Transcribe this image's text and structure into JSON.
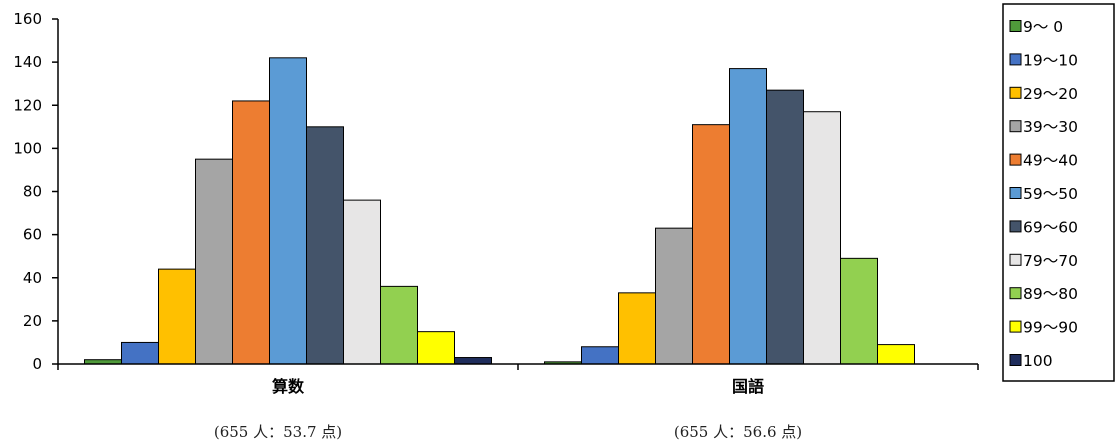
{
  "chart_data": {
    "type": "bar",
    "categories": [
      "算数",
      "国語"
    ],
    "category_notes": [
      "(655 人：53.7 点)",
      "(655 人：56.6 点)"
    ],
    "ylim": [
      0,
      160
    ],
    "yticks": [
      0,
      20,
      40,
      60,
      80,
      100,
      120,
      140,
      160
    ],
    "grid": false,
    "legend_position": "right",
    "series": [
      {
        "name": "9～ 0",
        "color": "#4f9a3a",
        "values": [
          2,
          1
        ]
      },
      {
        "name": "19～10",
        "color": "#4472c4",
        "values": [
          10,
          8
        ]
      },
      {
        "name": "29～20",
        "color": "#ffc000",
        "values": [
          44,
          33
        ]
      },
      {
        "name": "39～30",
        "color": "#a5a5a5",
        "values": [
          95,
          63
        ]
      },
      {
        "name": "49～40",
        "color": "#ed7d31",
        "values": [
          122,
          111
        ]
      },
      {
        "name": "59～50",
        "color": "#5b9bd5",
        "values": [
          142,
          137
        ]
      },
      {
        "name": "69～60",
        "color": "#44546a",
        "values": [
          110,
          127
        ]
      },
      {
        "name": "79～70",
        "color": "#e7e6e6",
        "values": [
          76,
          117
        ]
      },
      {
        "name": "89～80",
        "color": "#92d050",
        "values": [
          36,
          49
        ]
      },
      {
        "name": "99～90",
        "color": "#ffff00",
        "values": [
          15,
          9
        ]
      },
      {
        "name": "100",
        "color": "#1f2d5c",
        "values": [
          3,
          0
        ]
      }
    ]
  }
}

- - - - - - -

PROBLEM DESCRIPTION:
Reproduce every record above exactly, but leave out the pictures.

ANSWER TO THIS TASK:
Transcribe this image's text and structure into JSON.
{
  "chart_data": {
    "type": "bar",
    "categories": [
      "算数",
      "国語"
    ],
    "category_notes": [
      "(655 人：53.7 点)",
      "(655 人：56.6 点)"
    ],
    "ylim": [
      0,
      160
    ],
    "yticks": [
      0,
      20,
      40,
      60,
      80,
      100,
      120,
      140,
      160
    ],
    "grid": false,
    "legend_position": "right",
    "series": [
      {
        "name": "9～ 0",
        "color": "#4f9a3a",
        "values": [
          2,
          1
        ]
      },
      {
        "name": "19～10",
        "color": "#4472c4",
        "values": [
          10,
          8
        ]
      },
      {
        "name": "29～20",
        "color": "#ffc000",
        "values": [
          44,
          33
        ]
      },
      {
        "name": "39～30",
        "color": "#a5a5a5",
        "values": [
          95,
          63
        ]
      },
      {
        "name": "49～40",
        "color": "#ed7d31",
        "values": [
          122,
          111
        ]
      },
      {
        "name": "59～50",
        "color": "#5b9bd5",
        "values": [
          142,
          137
        ]
      },
      {
        "name": "69～60",
        "color": "#44546a",
        "values": [
          110,
          127
        ]
      },
      {
        "name": "79～70",
        "color": "#e7e6e6",
        "values": [
          76,
          117
        ]
      },
      {
        "name": "89～80",
        "color": "#92d050",
        "values": [
          36,
          49
        ]
      },
      {
        "name": "99～90",
        "color": "#ffff00",
        "values": [
          15,
          9
        ]
      },
      {
        "name": "100",
        "color": "#1f2d5c",
        "values": [
          3,
          0
        ]
      }
    ]
  }
}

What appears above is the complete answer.